## SET EXERCISE:
Search the material below for the word "inner" and copy every line in which it occurs.

Extracted data entries
########
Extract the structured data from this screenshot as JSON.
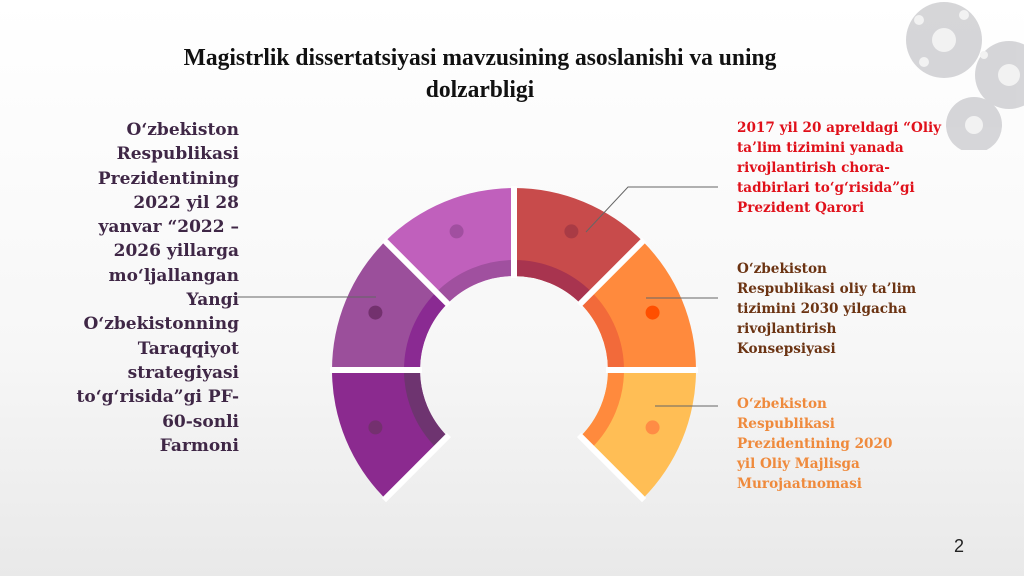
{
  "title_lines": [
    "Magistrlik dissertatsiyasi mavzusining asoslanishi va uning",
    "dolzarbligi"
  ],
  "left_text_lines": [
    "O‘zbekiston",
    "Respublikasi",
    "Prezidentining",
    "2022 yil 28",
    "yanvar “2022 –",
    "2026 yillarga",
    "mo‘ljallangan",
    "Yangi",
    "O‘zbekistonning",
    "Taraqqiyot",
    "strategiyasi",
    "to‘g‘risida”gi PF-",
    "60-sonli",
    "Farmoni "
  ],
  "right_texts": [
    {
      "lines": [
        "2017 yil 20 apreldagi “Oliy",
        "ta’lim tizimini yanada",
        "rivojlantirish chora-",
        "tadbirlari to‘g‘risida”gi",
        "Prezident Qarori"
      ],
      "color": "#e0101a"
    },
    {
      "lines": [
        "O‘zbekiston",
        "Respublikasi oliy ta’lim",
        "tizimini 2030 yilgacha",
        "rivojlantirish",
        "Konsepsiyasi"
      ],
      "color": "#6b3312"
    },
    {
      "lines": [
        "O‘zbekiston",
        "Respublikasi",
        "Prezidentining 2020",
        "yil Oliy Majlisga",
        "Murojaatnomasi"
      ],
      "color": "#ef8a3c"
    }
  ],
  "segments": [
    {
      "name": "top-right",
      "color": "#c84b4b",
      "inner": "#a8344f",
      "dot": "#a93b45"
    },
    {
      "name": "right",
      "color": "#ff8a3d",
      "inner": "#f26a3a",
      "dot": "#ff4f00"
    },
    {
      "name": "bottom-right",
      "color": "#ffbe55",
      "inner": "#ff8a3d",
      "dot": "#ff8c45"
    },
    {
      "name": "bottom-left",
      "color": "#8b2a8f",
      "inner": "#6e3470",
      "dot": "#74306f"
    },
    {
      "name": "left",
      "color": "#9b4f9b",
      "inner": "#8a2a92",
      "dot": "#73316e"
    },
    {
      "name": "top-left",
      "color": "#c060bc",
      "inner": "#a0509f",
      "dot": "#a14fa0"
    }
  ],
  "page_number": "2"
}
########
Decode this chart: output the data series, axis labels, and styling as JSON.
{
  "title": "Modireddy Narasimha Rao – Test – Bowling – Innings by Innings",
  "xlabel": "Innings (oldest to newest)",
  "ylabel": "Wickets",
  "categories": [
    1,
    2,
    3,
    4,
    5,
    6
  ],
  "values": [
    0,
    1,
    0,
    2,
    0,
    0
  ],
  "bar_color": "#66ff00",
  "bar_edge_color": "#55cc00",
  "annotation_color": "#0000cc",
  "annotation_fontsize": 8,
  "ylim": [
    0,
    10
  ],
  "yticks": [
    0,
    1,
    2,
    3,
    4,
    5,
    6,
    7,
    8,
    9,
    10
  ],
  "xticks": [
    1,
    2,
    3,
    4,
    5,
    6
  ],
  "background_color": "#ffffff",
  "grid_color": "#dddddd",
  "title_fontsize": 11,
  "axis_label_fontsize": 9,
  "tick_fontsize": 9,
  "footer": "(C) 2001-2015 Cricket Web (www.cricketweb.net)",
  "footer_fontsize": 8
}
########
## SOLUTION TO THIS TASK:
      "inner": "#a8344f",
      "inner": "#f26a3a",
      "inner": "#ff8a3d",
      "inner": "#6e3470",
      "inner": "#8a2a92",
      "inner": "#a0509f",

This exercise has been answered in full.